Written problem:
Search the records that follow and extract every line containing the string "personlige".

Data shown:
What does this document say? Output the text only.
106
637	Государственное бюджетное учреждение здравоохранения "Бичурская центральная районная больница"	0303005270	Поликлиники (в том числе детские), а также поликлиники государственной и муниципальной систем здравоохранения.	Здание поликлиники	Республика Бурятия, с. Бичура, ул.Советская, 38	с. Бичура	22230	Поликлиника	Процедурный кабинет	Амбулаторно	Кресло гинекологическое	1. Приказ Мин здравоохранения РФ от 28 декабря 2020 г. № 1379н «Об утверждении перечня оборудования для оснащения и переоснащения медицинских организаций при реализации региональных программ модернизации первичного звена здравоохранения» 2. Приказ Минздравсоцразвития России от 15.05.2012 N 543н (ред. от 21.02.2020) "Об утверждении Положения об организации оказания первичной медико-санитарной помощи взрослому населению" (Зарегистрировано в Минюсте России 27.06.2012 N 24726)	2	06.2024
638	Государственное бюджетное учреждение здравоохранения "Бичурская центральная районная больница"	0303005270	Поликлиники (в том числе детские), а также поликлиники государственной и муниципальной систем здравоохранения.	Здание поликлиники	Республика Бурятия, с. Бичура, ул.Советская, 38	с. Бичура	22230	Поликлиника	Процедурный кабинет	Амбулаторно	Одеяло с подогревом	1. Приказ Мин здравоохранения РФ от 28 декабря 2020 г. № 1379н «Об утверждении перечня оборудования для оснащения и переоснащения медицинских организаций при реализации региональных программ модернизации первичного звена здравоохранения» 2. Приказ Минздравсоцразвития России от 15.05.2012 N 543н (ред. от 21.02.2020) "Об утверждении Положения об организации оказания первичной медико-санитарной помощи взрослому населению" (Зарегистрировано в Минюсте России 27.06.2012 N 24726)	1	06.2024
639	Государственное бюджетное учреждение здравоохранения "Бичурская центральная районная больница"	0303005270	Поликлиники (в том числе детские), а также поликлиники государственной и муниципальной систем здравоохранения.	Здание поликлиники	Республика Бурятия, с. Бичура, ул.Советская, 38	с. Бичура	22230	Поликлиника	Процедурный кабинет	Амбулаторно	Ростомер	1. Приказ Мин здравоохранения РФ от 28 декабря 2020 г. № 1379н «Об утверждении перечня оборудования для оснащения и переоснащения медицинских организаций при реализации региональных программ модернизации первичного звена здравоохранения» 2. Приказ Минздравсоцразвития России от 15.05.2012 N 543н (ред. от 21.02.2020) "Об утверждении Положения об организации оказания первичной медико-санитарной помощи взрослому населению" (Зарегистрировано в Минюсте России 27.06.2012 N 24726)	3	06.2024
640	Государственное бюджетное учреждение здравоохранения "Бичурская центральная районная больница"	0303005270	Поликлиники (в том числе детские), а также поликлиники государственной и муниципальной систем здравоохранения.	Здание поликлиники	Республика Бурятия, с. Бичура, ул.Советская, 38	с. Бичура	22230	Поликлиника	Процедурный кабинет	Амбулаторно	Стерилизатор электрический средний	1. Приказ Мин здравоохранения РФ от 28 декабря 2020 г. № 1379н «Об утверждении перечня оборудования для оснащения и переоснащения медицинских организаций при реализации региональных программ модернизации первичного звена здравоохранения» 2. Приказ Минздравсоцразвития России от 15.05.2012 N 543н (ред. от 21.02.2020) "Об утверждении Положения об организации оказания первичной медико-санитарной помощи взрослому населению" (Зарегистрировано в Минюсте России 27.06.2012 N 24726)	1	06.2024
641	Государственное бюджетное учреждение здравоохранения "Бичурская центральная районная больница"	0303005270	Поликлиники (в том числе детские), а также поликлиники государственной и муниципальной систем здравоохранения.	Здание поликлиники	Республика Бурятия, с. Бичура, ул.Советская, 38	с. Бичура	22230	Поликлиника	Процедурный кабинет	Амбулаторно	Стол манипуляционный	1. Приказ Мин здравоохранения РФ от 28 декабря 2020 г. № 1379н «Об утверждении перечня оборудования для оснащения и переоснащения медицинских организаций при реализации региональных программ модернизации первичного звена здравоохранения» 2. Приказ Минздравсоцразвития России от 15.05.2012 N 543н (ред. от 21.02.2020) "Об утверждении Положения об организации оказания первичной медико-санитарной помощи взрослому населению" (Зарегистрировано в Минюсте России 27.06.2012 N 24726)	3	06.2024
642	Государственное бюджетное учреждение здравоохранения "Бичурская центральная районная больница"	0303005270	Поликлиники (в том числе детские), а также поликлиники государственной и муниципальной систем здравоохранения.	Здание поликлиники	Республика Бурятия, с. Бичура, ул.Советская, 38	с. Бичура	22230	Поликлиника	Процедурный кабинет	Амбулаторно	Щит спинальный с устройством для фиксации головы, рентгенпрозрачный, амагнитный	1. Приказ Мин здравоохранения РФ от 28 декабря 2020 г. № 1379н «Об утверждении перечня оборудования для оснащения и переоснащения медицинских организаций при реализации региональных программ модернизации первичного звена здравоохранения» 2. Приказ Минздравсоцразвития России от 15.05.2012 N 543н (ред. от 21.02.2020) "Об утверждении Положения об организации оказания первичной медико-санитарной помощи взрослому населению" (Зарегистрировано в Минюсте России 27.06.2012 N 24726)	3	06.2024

---

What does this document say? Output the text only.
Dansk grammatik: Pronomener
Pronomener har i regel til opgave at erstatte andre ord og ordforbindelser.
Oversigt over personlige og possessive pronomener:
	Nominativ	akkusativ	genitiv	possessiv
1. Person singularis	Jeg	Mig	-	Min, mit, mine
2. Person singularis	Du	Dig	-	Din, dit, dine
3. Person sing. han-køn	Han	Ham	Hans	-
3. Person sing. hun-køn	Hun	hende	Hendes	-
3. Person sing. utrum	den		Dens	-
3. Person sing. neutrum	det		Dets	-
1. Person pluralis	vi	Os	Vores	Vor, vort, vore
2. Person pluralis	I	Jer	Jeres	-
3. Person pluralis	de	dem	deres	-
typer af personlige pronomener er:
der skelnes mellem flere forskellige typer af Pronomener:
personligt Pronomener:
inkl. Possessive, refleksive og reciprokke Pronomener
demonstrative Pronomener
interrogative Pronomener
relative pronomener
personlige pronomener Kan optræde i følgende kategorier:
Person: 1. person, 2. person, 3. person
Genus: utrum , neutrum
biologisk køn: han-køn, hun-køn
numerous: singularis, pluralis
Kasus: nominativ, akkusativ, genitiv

Answer:
Oversigt over personlige og possessive pronomener:
typer af personlige pronomener er:
personlige pronomener Kan optræde i følgende kategorier:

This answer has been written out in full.